**Problem description**
Copy all of the material exactly. Pictures are not to appear in the copy.

# Start of Data shown

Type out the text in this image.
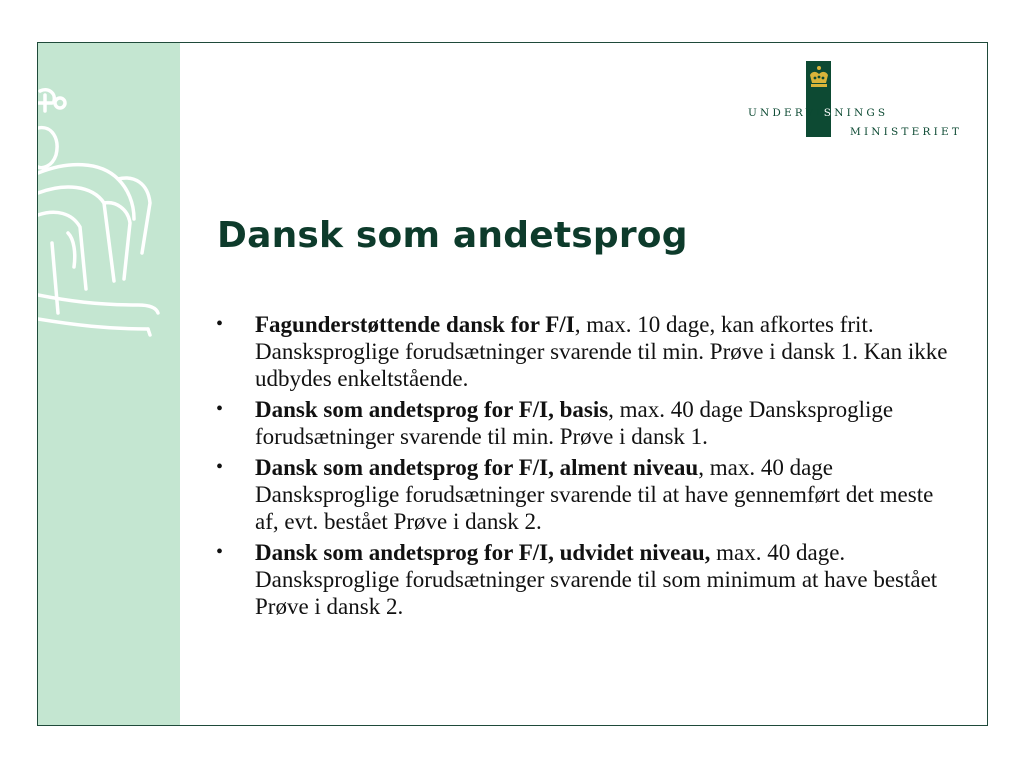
UNDERVISNINGS
MINISTERIET
Dansk som andetsprog
• Fagunderstøttende dansk for F/I, max. 10 dage, kan afkortes frit. Dansksproglige forudsætninger svarende til min. Prøve i dansk 1. Kan ikke udbydes enkeltstående.
• Dansk som andetsprog for F/I, basis, max. 40 dage Dansksproglige forudsætninger svarende til min. Prøve i dansk 1.
• Dansk som andetsprog for F/I, alment niveau, max. 40 dage Dansksproglige forudsætninger svarende til at have gennemført det meste af, evt. bestået Prøve i dansk 2.
• Dansk som andetsprog for F/I, udvidet niveau, max. 40 dage. Dansksproglige forudsætninger svarende til som minimum at have bestået Prøve i dansk 2.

# End of Data shown

**Exercise solution**
Type out the text in this image.
UNDERVISNINGS
MINISTERIET
Dansk som andetsprog
• Fagunderstøttende dansk for F/I, max. 10 dage, kan afkortes frit. Dansksproglige forudsætninger svarende til min. Prøve i dansk 1. Kan ikke udbydes enkeltstående.
• Dansk som andetsprog for F/I, basis, max. 40 dage Dansksproglige forudsætninger svarende til min. Prøve i dansk 1.
• Dansk som andetsprog for F/I, alment niveau, max. 40 dage Dansksproglige forudsætninger svarende til at have gennemført det meste af, evt. bestået Prøve i dansk 2.
• Dansk som andetsprog for F/I, udvidet niveau, max. 40 dage. Dansksproglige forudsætninger svarende til som minimum at have bestået Prøve i dansk 2.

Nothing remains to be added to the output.